# [WHAT YOU HAVE TO DO]
Would you extract the whole listing below and retype it exactly?

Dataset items

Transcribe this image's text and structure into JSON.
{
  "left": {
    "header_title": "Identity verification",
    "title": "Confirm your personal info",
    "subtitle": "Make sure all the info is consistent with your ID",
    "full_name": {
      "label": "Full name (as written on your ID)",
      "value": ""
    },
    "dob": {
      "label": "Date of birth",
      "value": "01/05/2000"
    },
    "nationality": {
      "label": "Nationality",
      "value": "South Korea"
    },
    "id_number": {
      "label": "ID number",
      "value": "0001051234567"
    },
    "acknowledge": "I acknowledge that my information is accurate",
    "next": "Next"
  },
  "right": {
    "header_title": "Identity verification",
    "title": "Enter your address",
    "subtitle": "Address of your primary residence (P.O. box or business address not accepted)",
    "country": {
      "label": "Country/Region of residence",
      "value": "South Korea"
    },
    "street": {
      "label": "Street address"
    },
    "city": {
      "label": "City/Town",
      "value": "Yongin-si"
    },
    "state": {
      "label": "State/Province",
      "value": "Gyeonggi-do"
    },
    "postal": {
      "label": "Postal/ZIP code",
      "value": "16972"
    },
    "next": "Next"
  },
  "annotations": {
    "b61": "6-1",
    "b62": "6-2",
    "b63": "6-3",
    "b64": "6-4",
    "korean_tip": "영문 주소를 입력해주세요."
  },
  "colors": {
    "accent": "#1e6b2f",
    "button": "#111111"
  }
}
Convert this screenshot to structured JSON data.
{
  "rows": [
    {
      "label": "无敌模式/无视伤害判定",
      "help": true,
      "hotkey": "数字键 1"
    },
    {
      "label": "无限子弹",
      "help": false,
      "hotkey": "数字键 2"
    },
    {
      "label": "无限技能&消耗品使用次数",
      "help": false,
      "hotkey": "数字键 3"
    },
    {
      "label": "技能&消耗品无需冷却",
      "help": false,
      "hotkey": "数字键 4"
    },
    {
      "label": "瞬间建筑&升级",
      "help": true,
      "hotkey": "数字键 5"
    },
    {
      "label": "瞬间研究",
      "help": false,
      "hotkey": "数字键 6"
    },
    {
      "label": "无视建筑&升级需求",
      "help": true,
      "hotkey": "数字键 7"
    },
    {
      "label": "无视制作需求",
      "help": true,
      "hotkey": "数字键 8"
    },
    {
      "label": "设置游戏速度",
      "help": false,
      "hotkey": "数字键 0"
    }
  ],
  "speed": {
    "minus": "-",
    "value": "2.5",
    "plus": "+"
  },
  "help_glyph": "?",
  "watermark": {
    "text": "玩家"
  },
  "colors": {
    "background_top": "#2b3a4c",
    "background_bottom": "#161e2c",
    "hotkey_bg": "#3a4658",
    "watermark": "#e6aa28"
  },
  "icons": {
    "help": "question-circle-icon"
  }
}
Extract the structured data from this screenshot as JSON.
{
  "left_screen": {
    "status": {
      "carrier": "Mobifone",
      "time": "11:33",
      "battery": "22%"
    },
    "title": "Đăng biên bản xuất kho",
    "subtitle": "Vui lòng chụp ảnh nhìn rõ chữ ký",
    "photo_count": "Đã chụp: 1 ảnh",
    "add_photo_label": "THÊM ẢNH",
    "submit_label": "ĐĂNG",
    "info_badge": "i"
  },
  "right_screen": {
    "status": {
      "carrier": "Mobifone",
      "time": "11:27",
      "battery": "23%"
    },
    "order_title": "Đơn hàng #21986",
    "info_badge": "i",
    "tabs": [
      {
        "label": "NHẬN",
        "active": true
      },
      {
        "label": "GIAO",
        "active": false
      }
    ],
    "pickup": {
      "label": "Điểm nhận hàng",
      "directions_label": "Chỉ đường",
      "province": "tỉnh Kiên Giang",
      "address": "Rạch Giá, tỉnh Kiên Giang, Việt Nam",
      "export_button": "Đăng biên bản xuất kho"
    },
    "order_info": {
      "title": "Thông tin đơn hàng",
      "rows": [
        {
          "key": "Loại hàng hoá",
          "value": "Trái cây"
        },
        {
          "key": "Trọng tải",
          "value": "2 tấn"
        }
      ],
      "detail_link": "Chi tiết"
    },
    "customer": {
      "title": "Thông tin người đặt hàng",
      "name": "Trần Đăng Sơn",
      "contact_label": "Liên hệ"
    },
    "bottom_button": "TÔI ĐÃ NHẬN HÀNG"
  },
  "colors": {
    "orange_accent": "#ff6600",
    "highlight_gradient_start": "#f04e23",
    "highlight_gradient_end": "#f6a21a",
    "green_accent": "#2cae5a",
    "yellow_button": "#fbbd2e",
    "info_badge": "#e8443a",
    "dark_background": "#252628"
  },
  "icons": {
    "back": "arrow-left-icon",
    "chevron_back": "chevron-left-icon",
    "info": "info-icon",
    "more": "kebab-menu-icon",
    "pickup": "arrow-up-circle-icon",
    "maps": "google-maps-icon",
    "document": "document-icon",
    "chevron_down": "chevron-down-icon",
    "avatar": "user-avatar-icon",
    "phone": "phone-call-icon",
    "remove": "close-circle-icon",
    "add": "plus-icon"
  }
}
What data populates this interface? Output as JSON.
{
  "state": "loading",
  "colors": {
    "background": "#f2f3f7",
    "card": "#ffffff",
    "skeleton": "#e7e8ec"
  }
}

# [RESULT OF THE EXERCISE]
Transcribe this image's text and structure into JSON.
{
  "left": {
    "header_title": "Identity verification",
    "title": "Confirm your personal info",
    "subtitle": "Make sure all the info is consistent with your ID",
    "full_name": {
      "label": "Full name (as written on your ID)",
      "value": ""
    },
    "dob": {
      "label": "Date of birth",
      "value": "01/05/2000"
    },
    "nationality": {
      "label": "Nationality",
      "value": "South Korea"
    },
    "id_number": {
      "label": "ID number",
      "value": "0001051234567"
    },
    "acknowledge": "I acknowledge that my information is accurate",
    "next": "Next"
  },
  "right": {
    "header_title": "Identity verification",
    "title": "Enter your address",
    "subtitle": "Address of your primary residence (P.O. box or business address not accepted)",
    "country": {
      "label": "Country/Region of residence",
      "value": "South Korea"
    },
    "street": {
      "label": "Street address"
    },
    "city": {
      "label": "City/Town",
      "value": "Yongin-si"
    },
    "state": {
      "label": "State/Province",
      "value": "Gyeonggi-do"
    },
    "postal": {
      "label": "Postal/ZIP code",
      "value": "16972"
    },
    "next": "Next"
  },
  "annotations": {
    "b61": "6-1",
    "b62": "6-2",
    "b63": "6-3",
    "b64": "6-4",
    "korean_tip": "영문 주소를 입력해주세요."
  },
  "colors": {
    "accent": "#1e6b2f",
    "button": "#111111"
  }
}
Convert this screenshot to structured JSON data.
{
  "rows": [
    {
      "label": "无敌模式/无视伤害判定",
      "help": true,
      "hotkey": "数字键 1"
    },
    {
      "label": "无限子弹",
      "help": false,
      "hotkey": "数字键 2"
    },
    {
      "label": "无限技能&消耗品使用次数",
      "help": false,
      "hotkey": "数字键 3"
    },
    {
      "label": "技能&消耗品无需冷却",
      "help": false,
      "hotkey": "数字键 4"
    },
    {
      "label": "瞬间建筑&升级",
      "help": true,
      "hotkey": "数字键 5"
    },
    {
      "label": "瞬间研究",
      "help": false,
      "hotkey": "数字键 6"
    },
    {
      "label": "无视建筑&升级需求",
      "help": true,
      "hotkey": "数字键 7"
    },
    {
      "label": "无视制作需求",
      "help": true,
      "hotkey": "数字键 8"
    },
    {
      "label": "设置游戏速度",
      "help": false,
      "hotkey": "数字键 0"
    }
  ],
  "speed": {
    "minus": "-",
    "value": "2.5",
    "plus": "+"
  },
  "help_glyph": "?",
  "watermark": {
    "text": "玩家"
  },
  "colors": {
    "background_top": "#2b3a4c",
    "background_bottom": "#161e2c",
    "hotkey_bg": "#3a4658",
    "watermark": "#e6aa28"
  },
  "icons": {
    "help": "question-circle-icon"
  }
}
Extract the structured data from this screenshot as JSON.
{
  "left_screen": {
    "status": {
      "carrier": "Mobifone",
      "time": "11:33",
      "battery": "22%"
    },
    "title": "Đăng biên bản xuất kho",
    "subtitle": "Vui lòng chụp ảnh nhìn rõ chữ ký",
    "photo_count": "Đã chụp: 1 ảnh",
    "add_photo_label": "THÊM ẢNH",
    "submit_label": "ĐĂNG",
    "info_badge": "i"
  },
  "right_screen": {
    "status": {
      "carrier": "Mobifone",
      "time": "11:27",
      "battery": "23%"
    },
    "order_title": "Đơn hàng #21986",
    "info_badge": "i",
    "tabs": [
      {
        "label": "NHẬN",
        "active": true
      },
      {
        "label": "GIAO",
        "active": false
      }
    ],
    "pickup": {
      "label": "Điểm nhận hàng",
      "directions_label": "Chỉ đường",
      "province": "tỉnh Kiên Giang",
      "address": "Rạch Giá, tỉnh Kiên Giang, Việt Nam",
      "export_button": "Đăng biên bản xuất kho"
    },
    "order_info": {
      "title": "Thông tin đơn hàng",
      "rows": [
        {
          "key": "Loại hàng hoá",
          "value": "Trái cây"
        },
        {
          "key": "Trọng tải",
          "value": "2 tấn"
        }
      ],
      "detail_link": "Chi tiết"
    },
    "customer": {
      "title": "Thông tin người đặt hàng",
      "name": "Trần Đăng Sơn",
      "contact_label": "Liên hệ"
    },
    "bottom_button": "TÔI ĐÃ NHẬN HÀNG"
  },
  "colors": {
    "orange_accent": "#ff6600",
    "highlight_gradient_start": "#f04e23",
    "highlight_gradient_end": "#f6a21a",
    "green_accent": "#2cae5a",
    "yellow_button": "#fbbd2e",
    "info_badge": "#e8443a",
    "dark_background": "#252628"
  },
  "icons": {
    "back": "arrow-left-icon",
    "chevron_back": "chevron-left-icon",
    "info": "info-icon",
    "more": "kebab-menu-icon",
    "pickup": "arrow-up-circle-icon",
    "maps": "google-maps-icon",
    "document": "document-icon",
    "chevron_down": "chevron-down-icon",
    "avatar": "user-avatar-icon",
    "phone": "phone-call-icon",
    "remove": "close-circle-icon",
    "add": "plus-icon"
  }
}
What data populates this interface? Output as JSON.
{
  "state": "loading",
  "colors": {
    "background": "#f2f3f7",
    "card": "#ffffff",
    "skeleton": "#e7e8ec"
  }
}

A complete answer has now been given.